Collected data:

=======

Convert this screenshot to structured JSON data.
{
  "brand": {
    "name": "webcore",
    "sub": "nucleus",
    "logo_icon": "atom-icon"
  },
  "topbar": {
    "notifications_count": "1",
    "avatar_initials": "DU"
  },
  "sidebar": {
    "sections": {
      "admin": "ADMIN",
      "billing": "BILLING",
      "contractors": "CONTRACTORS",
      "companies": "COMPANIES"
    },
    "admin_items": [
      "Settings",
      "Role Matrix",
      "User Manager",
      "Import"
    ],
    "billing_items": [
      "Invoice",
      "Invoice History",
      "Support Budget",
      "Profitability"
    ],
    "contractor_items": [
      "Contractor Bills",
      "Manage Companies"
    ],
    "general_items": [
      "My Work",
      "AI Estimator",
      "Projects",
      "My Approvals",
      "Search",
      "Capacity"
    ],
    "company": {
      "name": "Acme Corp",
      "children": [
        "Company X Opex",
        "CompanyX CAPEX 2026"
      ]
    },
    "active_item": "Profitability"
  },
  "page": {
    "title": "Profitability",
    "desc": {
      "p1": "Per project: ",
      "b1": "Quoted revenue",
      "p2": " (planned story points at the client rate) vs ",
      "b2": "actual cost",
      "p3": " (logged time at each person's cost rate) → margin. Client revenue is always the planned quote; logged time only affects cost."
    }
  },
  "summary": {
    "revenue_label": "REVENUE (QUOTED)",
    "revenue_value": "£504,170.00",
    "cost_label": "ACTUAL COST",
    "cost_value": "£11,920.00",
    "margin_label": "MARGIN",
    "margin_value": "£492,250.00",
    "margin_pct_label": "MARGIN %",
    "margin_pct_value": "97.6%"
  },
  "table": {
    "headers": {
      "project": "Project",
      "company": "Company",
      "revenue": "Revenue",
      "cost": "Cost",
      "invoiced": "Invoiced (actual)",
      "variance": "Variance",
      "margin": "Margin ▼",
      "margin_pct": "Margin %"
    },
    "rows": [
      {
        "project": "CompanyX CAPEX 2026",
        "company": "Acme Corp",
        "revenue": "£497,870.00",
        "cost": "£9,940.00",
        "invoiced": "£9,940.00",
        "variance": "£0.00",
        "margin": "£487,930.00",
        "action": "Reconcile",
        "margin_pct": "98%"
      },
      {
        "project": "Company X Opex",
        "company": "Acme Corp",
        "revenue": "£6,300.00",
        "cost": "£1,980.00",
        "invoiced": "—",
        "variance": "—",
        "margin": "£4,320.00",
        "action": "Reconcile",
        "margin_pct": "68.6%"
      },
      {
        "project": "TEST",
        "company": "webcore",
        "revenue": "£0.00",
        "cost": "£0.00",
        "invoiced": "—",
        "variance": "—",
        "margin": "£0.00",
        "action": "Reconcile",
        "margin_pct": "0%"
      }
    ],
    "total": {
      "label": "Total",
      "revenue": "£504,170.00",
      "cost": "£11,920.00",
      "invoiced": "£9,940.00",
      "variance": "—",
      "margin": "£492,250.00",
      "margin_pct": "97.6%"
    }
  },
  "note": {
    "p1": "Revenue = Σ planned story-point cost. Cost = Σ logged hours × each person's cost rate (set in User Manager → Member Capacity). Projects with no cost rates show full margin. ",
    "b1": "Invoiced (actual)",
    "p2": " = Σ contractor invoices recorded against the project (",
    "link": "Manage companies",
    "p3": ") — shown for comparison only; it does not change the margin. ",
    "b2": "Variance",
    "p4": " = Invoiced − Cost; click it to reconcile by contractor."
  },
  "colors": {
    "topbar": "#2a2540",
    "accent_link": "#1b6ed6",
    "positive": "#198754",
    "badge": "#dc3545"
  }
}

=======

**EXERCISE**
All of the entries above must be quoted exactly.

**ANSWER TO THE EXERCISE**
Convert this screenshot to structured JSON data.
{
  "brand": {
    "name": "webcore",
    "sub": "nucleus",
    "logo_icon": "atom-icon"
  },
  "topbar": {
    "notifications_count": "1",
    "avatar_initials": "DU"
  },
  "sidebar": {
    "sections": {
      "admin": "ADMIN",
      "billing": "BILLING",
      "contractors": "CONTRACTORS",
      "companies": "COMPANIES"
    },
    "admin_items": [
      "Settings",
      "Role Matrix",
      "User Manager",
      "Import"
    ],
    "billing_items": [
      "Invoice",
      "Invoice History",
      "Support Budget",
      "Profitability"
    ],
    "contractor_items": [
      "Contractor Bills",
      "Manage Companies"
    ],
    "general_items": [
      "My Work",
      "AI Estimator",
      "Projects",
      "My Approvals",
      "Search",
      "Capacity"
    ],
    "company": {
      "name": "Acme Corp",
      "children": [
        "Company X Opex",
        "CompanyX CAPEX 2026"
      ]
    },
    "active_item": "Profitability"
  },
  "page": {
    "title": "Profitability",
    "desc": {
      "p1": "Per project: ",
      "b1": "Quoted revenue",
      "p2": " (planned story points at the client rate) vs ",
      "b2": "actual cost",
      "p3": " (logged time at each person's cost rate) → margin. Client revenue is always the planned quote; logged time only affects cost."
    }
  },
  "summary": {
    "revenue_label": "REVENUE (QUOTED)",
    "revenue_value": "£504,170.00",
    "cost_label": "ACTUAL COST",
    "cost_value": "£11,920.00",
    "margin_label": "MARGIN",
    "margin_value": "£492,250.00",
    "margin_pct_label": "MARGIN %",
    "margin_pct_value": "97.6%"
  },
  "table": {
    "headers": {
      "project": "Project",
      "company": "Company",
      "revenue": "Revenue",
      "cost": "Cost",
      "invoiced": "Invoiced (actual)",
      "variance": "Variance",
      "margin": "Margin ▼",
      "margin_pct": "Margin %"
    },
    "rows": [
      {
        "project": "CompanyX CAPEX 2026",
        "company": "Acme Corp",
        "revenue": "£497,870.00",
        "cost": "£9,940.00",
        "invoiced": "£9,940.00",
        "variance": "£0.00",
        "margin": "£487,930.00",
        "action": "Reconcile",
        "margin_pct": "98%"
      },
      {
        "project": "Company X Opex",
        "company": "Acme Corp",
        "revenue": "£6,300.00",
        "cost": "£1,980.00",
        "invoiced": "—",
        "variance": "—",
        "margin": "£4,320.00",
        "action": "Reconcile",
        "margin_pct": "68.6%"
      },
      {
        "project": "TEST",
        "company": "webcore",
        "revenue": "£0.00",
        "cost": "£0.00",
        "invoiced": "—",
        "variance": "—",
        "margin": "£0.00",
        "action": "Reconcile",
        "margin_pct": "0%"
      }
    ],
    "total": {
      "label": "Total",
      "revenue": "£504,170.00",
      "cost": "£11,920.00",
      "invoiced": "£9,940.00",
      "variance": "—",
      "margin": "£492,250.00",
      "margin_pct": "97.6%"
    }
  },
  "note": {
    "p1": "Revenue = Σ planned story-point cost. Cost = Σ logged hours × each person's cost rate (set in User Manager → Member Capacity). Projects with no cost rates show full margin. ",
    "b1": "Invoiced (actual)",
    "p2": " = Σ contractor invoices recorded against the project (",
    "link": "Manage companies",
    "p3": ") — shown for comparison only; it does not change the margin. ",
    "b2": "Variance",
    "p4": " = Invoiced − Cost; click it to reconcile by contractor."
  },
  "colors": {
    "topbar": "#2a2540",
    "accent_link": "#1b6ed6",
    "positive": "#198754",
    "badge": "#dc3545"
  }
}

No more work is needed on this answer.